• Passage du texte
En août, l'Europe du Nord met le cap au Sud. Danois, Bataves, Belges wallons et flamands, Allemands, Luxembourgeois, Nordistes, Picards, sans compter les haut-normands et les franciliens. On a même vu des suédois et des norvégiens. C'est dire !
Tout ce monde-là possède soudain une envie irrépressible d'aller se tremper le cul dans l'eau des poissons, qu'elle soit méditerranéenne ou océanique.
Il y en a même qui se contentent de la mer du Nord ou de la Manche. A croire qu'ils sont victimes d'un prurit qui ne peut se soigner qu'en se plongeant dans l'eau de mer ou dans l'eau douce, au sud du Quiévrain, ou dans l'eau javellisée des piscines.
Les moins riches restent entre eux à s'emmerder dans leur frustration de ne pouvoir participer à l'exode estival. Ils sont donc condamnés à se gratter entre eux et, quand le besoin de se démanger devient insupportable, ça les rend fous et ils brûlent quelques bagnoles appartenant à leurs voisins ou à leurs proches, histoire de se rappeler à la mémoire des puissants qui les méprisent et de relancer la consommation automobile, bien en peine, ces derniers temps.

• Consigne
Recopiez tel quel, dans le texte sur l'exode estival, tout ce qui va de « En août, l'Europe » jusqu'à « javellisée des piscines. ».

• Lignes

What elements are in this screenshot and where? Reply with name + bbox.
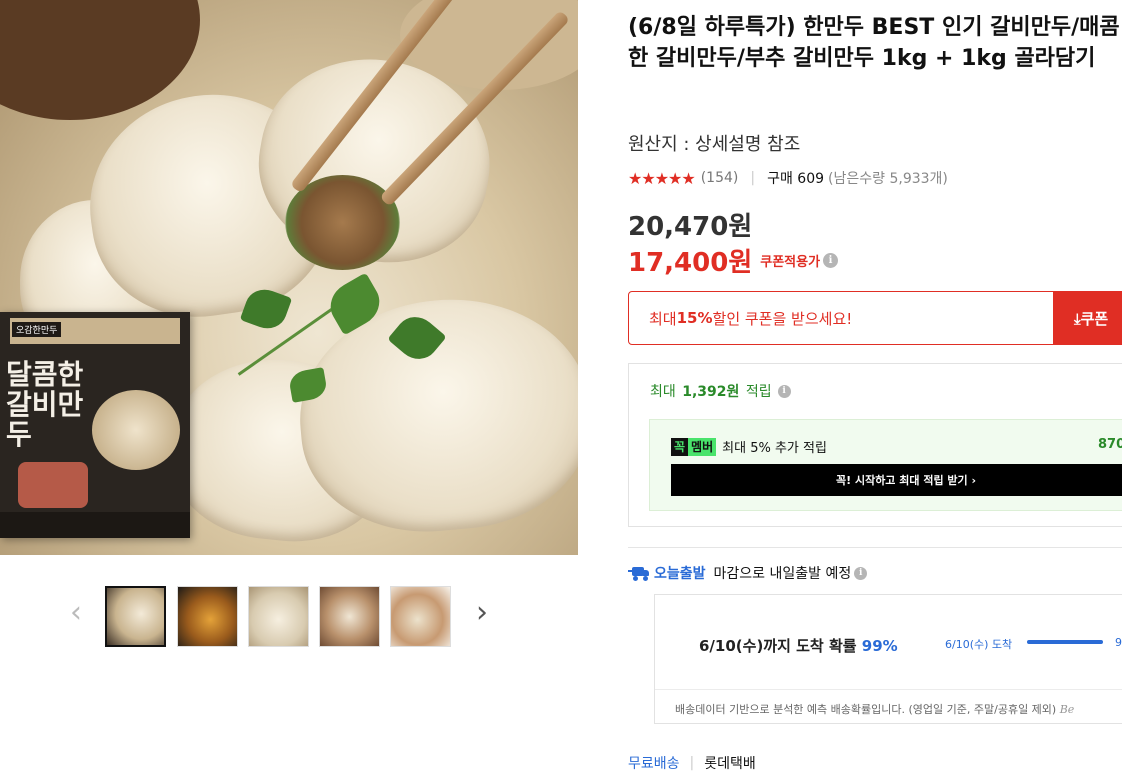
- thumbnail-1[interactable]: [105, 586, 166, 647]
- shipping-divider: |: [689, 755, 695, 771]
- membership-cta-button[interactable]: 꼭! 시작하고 최대 적립 받기 ›: [671, 464, 1122, 496]
- coupon-price-label: 쿠폰적용가: [760, 255, 821, 270]
- coupon-download-button[interactable]: ⤓쿠폰: [1054, 291, 1122, 345]
- thumbnail-image: [107, 588, 164, 645]
- info-icon[interactable]: i: [823, 253, 839, 268]
- package-brand: 오감한만두: [12, 322, 62, 337]
- thumbnail-image: [249, 587, 308, 646]
- coupon-text-prefix: 최대: [649, 309, 677, 328]
- carrier-name: 롯데택배: [704, 756, 756, 772]
- thumbnail-prev-icon[interactable]: ‹: [70, 598, 82, 628]
- arrival-main-text: 6/10(수)까지 도착 확률: [699, 637, 857, 655]
- rating-divider: |: [750, 170, 756, 186]
- arrival-note-area: 배송데이터 기반으로 분석한 예측 배송확률입니다. (영업일 기준, 주말/공…: [655, 689, 1122, 725]
- membership-badge-a: 꼭: [671, 437, 689, 456]
- product-title: (6/8일 하루특가) 한만두 BEST 인기 갈비만두/매콤한 갈비만두/부추…: [628, 15, 1120, 71]
- package-bottom-band: [0, 512, 190, 538]
- info-icon[interactable]: i: [777, 384, 791, 398]
- membership-row: 꼭 멤버 최대 5% 추가 적립: [671, 437, 827, 456]
- product-package: 오감한만두 달콤한 갈비만두: [0, 312, 190, 538]
- reward-box: 최대 1,392원 적립 i 꼭 멤버 최대 5% 추가 적립 870 꼭! 시작…: [628, 363, 1122, 527]
- arrival-probability: 6/10(수)까지 도착 확률 99%: [699, 635, 898, 656]
- main-product-image: 오감한만두 달콤한 갈비만두: [0, 0, 578, 555]
- today-ship-label: 오늘출발: [654, 566, 706, 582]
- arrival-note: 배송데이터 기반으로 분석한 예측 배송확률입니다. (영업일 기준, 주말/공…: [675, 701, 1074, 717]
- free-shipping-label: 무료배송: [628, 756, 680, 772]
- coupon-text-suffix: 할인 쿠폰을 받으세요!: [712, 309, 853, 328]
- reward-amount: 1,392원: [682, 384, 740, 400]
- package-dumpling-photo: [92, 390, 180, 470]
- review-count-link[interactable]: (154): [701, 170, 739, 186]
- sale-price: 17,400원: [628, 248, 753, 278]
- thumbnail-2[interactable]: [177, 586, 238, 647]
- shipping-row: 오늘출발 마감으로 내일출발 예정 i: [628, 563, 868, 583]
- truck-icon: [628, 566, 650, 581]
- product-origin: 원산지 : 상세설명 참조: [628, 134, 801, 155]
- arrival-note-text: 배송데이터 기반으로 분석한 예측 배송확률입니다. (영업일 기준, 주말/공…: [675, 703, 1057, 716]
- reward-title-suffix: 적립: [745, 384, 772, 400]
- package-meat-photo: [18, 462, 88, 508]
- arrival-note-brand: Be: [1059, 703, 1075, 716]
- thumbnail-5[interactable]: [390, 586, 451, 647]
- membership-badge-b: 멤버: [688, 437, 717, 456]
- reward-title: 최대 1,392원 적립 i: [650, 381, 791, 401]
- thumbnail-3[interactable]: [248, 586, 309, 647]
- membership-text: 최대 5% 추가 적립: [722, 441, 827, 456]
- thumbnail-image: [320, 587, 379, 646]
- info-icon[interactable]: i: [854, 566, 868, 580]
- thumbnail-image: [391, 587, 450, 646]
- membership-amount: 870: [1098, 437, 1122, 452]
- reward-title-prefix: 최대: [650, 384, 676, 400]
- membership-box: 꼭 멤버 최대 5% 추가 적립 870 꼭! 시작하고 최대 적립 받기 ›: [649, 419, 1122, 511]
- thumbnail-image: [178, 587, 237, 646]
- package-title: 달콤한 갈비만두: [6, 358, 84, 451]
- original-price: 20,470원: [628, 212, 753, 242]
- membership-badge: 꼭 멤버: [671, 437, 717, 456]
- section-divider: [628, 547, 1122, 548]
- rating-row: ★★★★★ (154) | 구매 609 (남은수량 5,933개): [628, 168, 948, 188]
- free-shipping-row: 무료배송 | 롯데택배: [628, 753, 756, 773]
- today-ship-desc: 마감으로 내일출발 예정: [713, 566, 852, 582]
- arrival-probability-box: 6/10(수)까지 도착 확률 99% 6/10(수) 도착 9 배송데이터 기…: [654, 594, 1122, 724]
- arrival-percent: 99%: [861, 637, 898, 655]
- sale-price-row: 17,400원 쿠폰적용가 i: [628, 242, 839, 279]
- rating-stars-icon: ★★★★★: [628, 168, 696, 188]
- coupon-discount: 15%: [676, 309, 713, 327]
- arrival-bar-value: 9: [1115, 636, 1122, 649]
- remaining-stock: (남은수량 5,933개): [828, 171, 948, 187]
- thumbnail-4[interactable]: [319, 586, 380, 647]
- thumbnail-next-icon[interactable]: ›: [476, 598, 488, 628]
- arrival-progress-bar: [1027, 640, 1103, 644]
- purchase-count: 구매 609: [767, 171, 825, 187]
- coupon-banner[interactable]: 최대 15% 할인 쿠폰을 받으세요!: [628, 291, 1054, 345]
- arrival-date-label: 6/10(수) 도착: [945, 638, 1013, 651]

• Réponse
En août, l'Europe du Nord met le cap au Sud. Danois, Bataves, Belges wallons et flamands, Allemands, Luxembourgeois, Nordistes, Picards, sans compter les haut-normands et les franciliens. On a même vu des suédois et des norvégiens. C'est dire !
Tout ce monde-là possède soudain une envie irrépressible d'aller se tremper le cul dans l'eau des poissons, qu'elle soit méditerranéenne ou océanique.
Il y en a même qui se contentent de la mer du Nord ou de la Manche. A croire qu'ils sont victimes d'un prurit qui ne peut se soigner qu'en se plongeant dans l'eau de mer ou dans l'eau douce, au sud du Quiévrain, ou dans l'eau javellisée des piscines.